→ Collected data
----
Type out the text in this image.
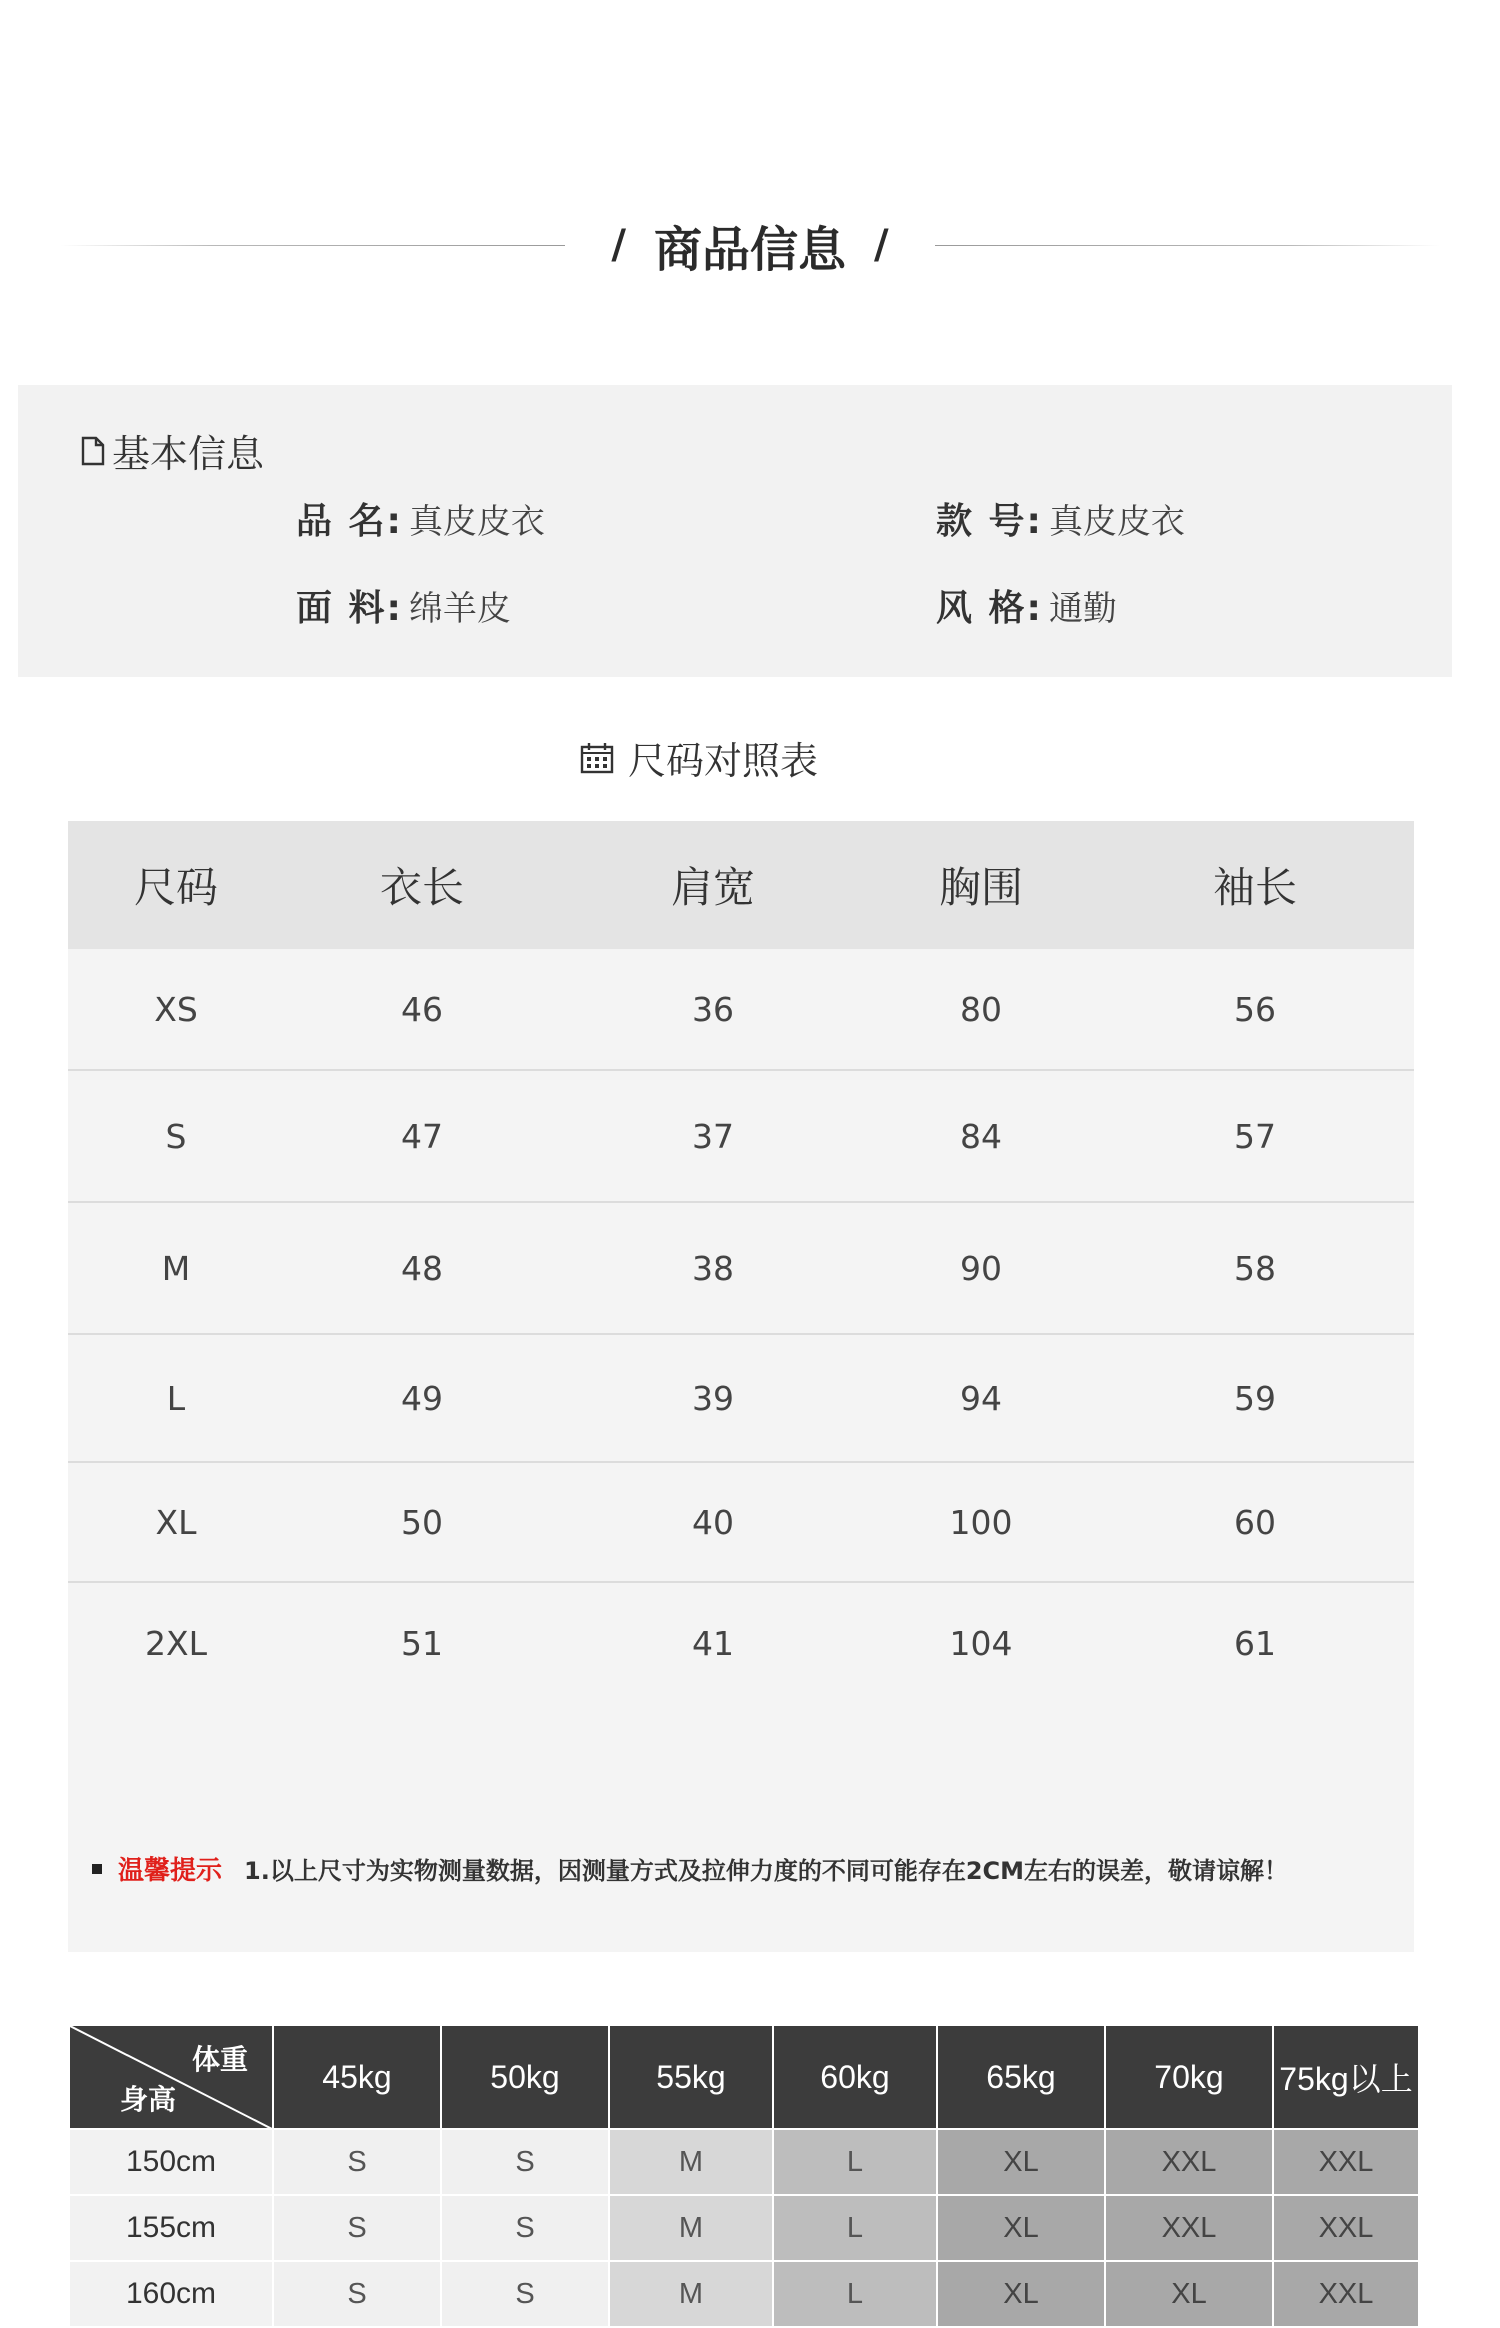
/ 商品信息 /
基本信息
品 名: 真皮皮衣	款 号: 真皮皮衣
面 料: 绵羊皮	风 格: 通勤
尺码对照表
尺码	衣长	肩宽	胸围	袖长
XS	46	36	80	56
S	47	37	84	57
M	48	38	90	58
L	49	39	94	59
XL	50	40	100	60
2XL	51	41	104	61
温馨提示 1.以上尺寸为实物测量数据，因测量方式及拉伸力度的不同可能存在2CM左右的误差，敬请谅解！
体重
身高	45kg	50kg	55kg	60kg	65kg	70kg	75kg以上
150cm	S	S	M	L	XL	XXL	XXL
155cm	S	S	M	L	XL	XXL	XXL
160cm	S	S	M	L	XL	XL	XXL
----
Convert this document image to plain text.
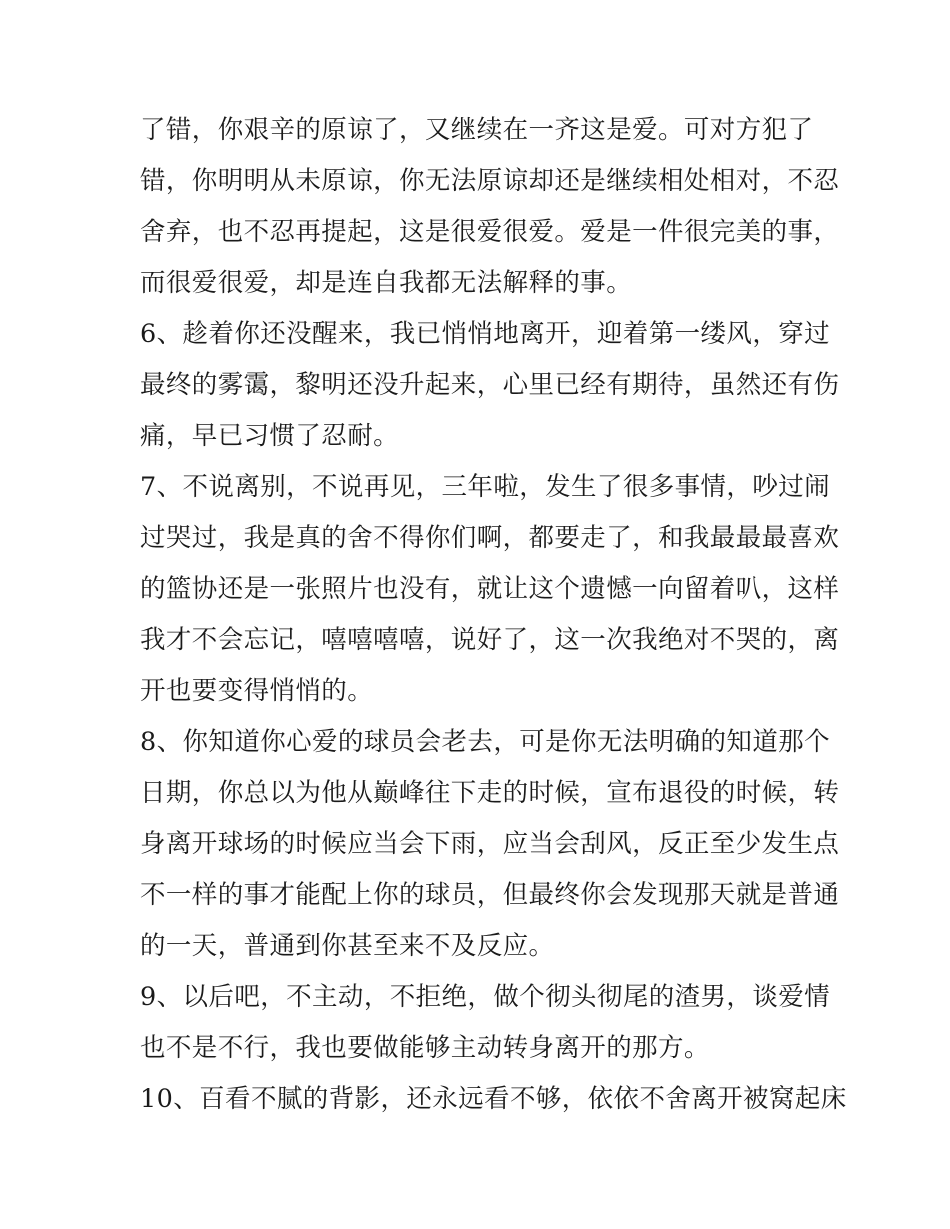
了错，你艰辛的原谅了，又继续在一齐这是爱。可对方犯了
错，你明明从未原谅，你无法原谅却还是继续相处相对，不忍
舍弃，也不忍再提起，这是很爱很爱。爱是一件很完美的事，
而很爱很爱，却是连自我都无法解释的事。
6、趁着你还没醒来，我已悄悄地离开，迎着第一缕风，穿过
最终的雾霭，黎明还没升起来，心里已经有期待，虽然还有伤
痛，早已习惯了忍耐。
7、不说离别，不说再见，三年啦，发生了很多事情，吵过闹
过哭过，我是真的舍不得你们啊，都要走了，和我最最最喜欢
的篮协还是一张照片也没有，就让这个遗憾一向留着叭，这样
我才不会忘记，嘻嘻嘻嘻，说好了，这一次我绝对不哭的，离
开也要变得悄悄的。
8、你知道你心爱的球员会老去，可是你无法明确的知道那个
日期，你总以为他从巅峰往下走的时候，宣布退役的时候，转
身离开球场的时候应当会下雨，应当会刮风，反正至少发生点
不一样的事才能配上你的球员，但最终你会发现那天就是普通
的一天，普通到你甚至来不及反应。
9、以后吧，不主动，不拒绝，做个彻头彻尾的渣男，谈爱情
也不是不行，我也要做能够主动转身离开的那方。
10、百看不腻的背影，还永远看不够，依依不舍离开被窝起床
----
→ Instruction
Track down every line of the material containing the string "text", and copy it.

→ Task response
Type out the text in this image.
Convert this document image to plain text.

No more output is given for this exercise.